About two-thirds of the people who stayed behind at Urmi had the cruellest of fates. No sooner had the Russian forces withdrawn than the roads were closely guarded, and no one was permitted to come in or go out of Urmi for over four months. The Kurds poured in from every quarter, and the Persian Moslems joined hands with them. They engulfed the Christian villages ; plunder, pillage, massacre and rape were the order of the day. Every village paid its share. First they killed the men, then they took the women---those who had not escaped---and carried them away for themselves or forced them to become Moslems, and finally they plundered and burned the villages. In one village 80 were killed, in another 50, in a third 30, and so the thing went on in varying degrees among the 70 odd villages in Urmi. About one thousand people were disposed of in this way. In the meantime all that were able escaped to the city to the American mission quarters, whose premises were soon filled to suffocation, and altogether some 20,000 people or more found shelter in the American and French mission quarters, while some hid themselves among Moslem friends and landlords. These refugees, in their flight, were repeatedly robbed on the way by soldiers and officers sent for their protection, and by civilians as well. Many a woman came terror-stricken, shrieking, and bleeding, and almost naked; and many were forced to become Moslems. Some 150 cases or more of these unfortunate women came under the notice of the American missionaries, who tried to restore them to their own folk. One woman had two sons, four and six years of age, who were thrown into a brook to freeze, while the brute of a mullah set to work to force their mother. She at last escaped and took away. the children alive, but they died of exposure the next morning.

• [EXTRACTED ENTRIES]:

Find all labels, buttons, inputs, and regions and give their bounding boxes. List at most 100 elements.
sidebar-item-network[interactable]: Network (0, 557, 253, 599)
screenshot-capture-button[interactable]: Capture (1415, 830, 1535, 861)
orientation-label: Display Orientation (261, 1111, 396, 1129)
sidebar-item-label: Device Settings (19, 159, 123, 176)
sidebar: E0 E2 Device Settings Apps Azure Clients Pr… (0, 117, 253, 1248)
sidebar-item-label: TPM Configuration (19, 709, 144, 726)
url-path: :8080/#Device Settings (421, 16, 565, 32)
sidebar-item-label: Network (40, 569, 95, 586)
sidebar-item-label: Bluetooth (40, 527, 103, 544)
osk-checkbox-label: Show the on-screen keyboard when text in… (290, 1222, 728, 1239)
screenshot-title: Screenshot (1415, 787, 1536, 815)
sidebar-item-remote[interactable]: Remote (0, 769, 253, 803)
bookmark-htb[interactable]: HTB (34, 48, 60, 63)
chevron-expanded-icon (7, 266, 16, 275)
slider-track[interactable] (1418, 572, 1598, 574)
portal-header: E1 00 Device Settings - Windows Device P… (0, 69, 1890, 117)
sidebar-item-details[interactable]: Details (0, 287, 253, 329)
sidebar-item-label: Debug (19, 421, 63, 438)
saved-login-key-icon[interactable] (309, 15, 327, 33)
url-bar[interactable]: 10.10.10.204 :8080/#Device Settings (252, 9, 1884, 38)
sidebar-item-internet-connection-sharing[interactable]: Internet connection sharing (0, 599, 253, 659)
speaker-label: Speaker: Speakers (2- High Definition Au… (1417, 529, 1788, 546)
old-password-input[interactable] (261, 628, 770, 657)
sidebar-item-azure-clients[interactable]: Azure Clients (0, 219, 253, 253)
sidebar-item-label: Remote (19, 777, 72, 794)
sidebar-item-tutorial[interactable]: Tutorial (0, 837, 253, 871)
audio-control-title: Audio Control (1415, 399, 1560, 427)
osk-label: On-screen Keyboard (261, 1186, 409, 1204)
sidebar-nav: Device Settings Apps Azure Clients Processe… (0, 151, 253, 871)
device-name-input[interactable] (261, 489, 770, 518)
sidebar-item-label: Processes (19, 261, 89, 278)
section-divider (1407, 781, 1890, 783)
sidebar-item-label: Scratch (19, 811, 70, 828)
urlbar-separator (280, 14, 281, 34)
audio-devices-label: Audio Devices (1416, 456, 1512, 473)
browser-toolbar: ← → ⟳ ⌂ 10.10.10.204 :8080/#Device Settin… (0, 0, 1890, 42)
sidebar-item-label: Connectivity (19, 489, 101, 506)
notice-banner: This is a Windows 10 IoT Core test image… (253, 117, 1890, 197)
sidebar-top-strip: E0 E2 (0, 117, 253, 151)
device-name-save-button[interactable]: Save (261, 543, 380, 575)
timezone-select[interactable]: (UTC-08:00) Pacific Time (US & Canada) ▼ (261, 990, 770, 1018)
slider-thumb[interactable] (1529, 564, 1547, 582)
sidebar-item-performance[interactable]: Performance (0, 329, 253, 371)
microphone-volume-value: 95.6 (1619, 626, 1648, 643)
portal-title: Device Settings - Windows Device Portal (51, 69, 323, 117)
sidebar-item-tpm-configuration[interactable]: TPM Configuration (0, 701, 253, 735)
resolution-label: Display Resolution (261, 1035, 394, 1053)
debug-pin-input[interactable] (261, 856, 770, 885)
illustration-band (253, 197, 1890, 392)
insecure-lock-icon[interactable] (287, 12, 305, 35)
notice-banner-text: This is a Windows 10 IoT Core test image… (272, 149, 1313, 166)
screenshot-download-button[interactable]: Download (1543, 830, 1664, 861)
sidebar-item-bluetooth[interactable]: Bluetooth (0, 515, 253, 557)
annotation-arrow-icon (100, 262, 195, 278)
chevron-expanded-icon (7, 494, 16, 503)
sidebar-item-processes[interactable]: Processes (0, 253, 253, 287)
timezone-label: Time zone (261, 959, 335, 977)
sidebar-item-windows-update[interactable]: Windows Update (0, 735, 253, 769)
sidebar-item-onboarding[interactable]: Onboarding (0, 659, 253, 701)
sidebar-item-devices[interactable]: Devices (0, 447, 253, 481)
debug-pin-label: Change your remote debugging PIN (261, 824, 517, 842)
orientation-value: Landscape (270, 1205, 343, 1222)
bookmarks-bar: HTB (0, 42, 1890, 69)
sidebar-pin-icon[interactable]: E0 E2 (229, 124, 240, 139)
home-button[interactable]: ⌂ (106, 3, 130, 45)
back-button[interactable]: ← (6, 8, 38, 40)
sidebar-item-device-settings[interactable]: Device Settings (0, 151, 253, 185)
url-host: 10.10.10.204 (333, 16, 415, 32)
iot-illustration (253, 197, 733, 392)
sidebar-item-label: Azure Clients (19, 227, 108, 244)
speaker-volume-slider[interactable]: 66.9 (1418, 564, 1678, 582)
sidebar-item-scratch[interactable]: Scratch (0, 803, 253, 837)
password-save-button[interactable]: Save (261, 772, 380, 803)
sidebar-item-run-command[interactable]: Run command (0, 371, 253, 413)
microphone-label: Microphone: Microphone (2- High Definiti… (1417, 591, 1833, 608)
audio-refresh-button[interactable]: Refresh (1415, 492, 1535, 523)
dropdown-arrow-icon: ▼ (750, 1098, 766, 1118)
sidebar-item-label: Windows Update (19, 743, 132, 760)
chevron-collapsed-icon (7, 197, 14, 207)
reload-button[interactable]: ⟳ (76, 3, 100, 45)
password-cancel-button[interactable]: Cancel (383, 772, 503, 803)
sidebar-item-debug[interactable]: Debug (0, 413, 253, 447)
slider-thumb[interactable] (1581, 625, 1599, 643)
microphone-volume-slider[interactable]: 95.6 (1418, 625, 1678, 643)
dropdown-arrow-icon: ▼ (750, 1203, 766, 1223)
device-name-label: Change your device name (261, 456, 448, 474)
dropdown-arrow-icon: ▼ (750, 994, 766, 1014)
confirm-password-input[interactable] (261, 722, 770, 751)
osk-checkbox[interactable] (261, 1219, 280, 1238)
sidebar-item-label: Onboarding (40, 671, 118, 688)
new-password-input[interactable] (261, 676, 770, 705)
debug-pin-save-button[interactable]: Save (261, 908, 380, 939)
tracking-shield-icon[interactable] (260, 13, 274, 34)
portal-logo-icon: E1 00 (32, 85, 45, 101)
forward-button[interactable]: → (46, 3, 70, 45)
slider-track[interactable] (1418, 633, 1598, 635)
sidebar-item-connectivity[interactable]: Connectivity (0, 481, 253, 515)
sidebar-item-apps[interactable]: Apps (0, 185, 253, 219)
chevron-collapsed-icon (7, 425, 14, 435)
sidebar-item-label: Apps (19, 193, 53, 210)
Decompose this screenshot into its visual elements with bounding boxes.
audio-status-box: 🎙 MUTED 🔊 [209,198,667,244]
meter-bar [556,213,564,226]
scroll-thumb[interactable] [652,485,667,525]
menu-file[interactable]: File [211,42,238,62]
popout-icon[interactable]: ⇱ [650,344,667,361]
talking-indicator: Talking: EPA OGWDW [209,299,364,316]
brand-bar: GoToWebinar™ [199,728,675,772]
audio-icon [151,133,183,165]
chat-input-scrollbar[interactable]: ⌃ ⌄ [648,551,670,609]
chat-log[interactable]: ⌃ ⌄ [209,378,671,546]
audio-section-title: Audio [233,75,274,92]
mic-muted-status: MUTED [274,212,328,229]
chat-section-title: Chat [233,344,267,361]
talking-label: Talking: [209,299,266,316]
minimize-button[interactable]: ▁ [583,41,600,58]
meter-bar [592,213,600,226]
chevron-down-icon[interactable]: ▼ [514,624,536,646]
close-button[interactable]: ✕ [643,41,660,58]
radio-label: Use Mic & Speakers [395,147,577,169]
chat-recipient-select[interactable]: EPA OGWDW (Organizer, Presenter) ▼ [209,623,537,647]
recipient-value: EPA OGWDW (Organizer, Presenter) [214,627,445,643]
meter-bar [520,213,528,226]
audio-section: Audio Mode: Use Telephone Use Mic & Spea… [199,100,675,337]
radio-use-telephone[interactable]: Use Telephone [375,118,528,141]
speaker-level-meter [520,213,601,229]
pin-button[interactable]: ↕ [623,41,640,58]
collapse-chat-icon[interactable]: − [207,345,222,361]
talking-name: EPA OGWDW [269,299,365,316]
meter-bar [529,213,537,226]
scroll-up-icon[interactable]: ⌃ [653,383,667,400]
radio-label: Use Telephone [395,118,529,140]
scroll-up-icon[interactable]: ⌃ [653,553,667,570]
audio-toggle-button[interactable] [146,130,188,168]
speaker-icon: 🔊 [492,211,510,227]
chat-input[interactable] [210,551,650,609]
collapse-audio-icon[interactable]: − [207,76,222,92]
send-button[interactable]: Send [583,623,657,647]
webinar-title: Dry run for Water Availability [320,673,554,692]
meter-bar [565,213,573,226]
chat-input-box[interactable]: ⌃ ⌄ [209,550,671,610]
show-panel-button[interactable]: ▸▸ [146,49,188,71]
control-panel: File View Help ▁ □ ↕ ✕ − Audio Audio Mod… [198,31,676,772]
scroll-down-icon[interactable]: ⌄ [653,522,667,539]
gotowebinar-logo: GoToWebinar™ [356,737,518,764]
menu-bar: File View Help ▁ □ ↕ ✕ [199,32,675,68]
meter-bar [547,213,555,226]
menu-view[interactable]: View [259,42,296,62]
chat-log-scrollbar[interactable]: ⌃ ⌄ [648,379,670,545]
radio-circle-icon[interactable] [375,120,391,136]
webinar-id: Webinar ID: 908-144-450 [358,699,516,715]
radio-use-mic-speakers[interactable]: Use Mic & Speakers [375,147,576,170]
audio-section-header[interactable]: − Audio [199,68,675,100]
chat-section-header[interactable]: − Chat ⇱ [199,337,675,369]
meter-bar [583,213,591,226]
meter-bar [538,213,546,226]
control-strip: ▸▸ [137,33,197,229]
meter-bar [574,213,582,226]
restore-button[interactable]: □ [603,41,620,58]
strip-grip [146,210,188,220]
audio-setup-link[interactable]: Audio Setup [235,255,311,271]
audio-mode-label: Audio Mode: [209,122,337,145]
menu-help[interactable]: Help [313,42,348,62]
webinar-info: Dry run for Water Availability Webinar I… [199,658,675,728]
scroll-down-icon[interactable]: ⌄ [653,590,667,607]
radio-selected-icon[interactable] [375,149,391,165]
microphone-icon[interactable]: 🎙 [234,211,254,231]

• [STATED PROBLEM 1]:
Answer these questions about the account of Urmi:
(a) For how long was no one allowed to enter or leave Urmi?
(b) About how many villages were in Urmi?
(c) About how many people found shelter in the American and French mission quarters?
• [STATED PROBLEM 2]: List every act the account of Urmi calls "the order of the day."
• [STATED PROBLEM 3]: Carry the account of Urmi forward from its final sentence.

• [EXERCISE OUTPUT 1]:
(a) For over four months.
(b) Seventy odd.
(c) Some 20,000 or more.

• [EXERCISE OUTPUT 2]: Plunder, pillage, massacre and rape.

• [EXERCISE OUTPUT 3]:
Thus in the course of a fortnight all the 45,000 Syrians and Armenians were plundered---not one village escaped. There was no exception. The village of Iriawa was in the keeping of an Armenian---a Turkish subject. He, with twelve other Armenian soldiers, was shot, and the village plundered. Gulpashan was the last to be attacked, when, on the 1st February, 51 of its elders were taken during the night to the graveyard and there murdered most horribly and their brains knocked out. The orgies committed on women and tender girls can be left only to the imagination. I have known the village from childhood and all its inhabitants.

The refugees in the French and American mission yards remained there for over four and a half months, in daily terror and fear of their lives ; the quarters were crowded to suffocation, and no man dared leave the premises. Seeing that a few houses of Christians were left in the city which were not plundered, the dozen or less of Turkish officials, who had control of things, began to fleece the people. They forced them to pay a fine of 6,600 tomans (a toman is about one pound sterling), on the pretext that the Christian stores, offices and shops in the city would be saved from plunder. But no sooner was this sum extracted through the kindly offices of the American missionaries than they began to put up to auction and dispose of all the shops, offices and stores. Not satisfied with what they had done, they obtained 5,500 tomans as blood money for Mar Elia, the Syrian Bishop, whom they found in hiding on the roof of a house, and threatened to kill him unless the money was paid. Then, again, such prominent men as Shamasha Lazar, Shamasha Babu and Dr. Isaac Daniel had to pay 3,000, 2,000 and 1,000 tomans respectively to save their lives. Such was the perpetual terror in which the whole community lived.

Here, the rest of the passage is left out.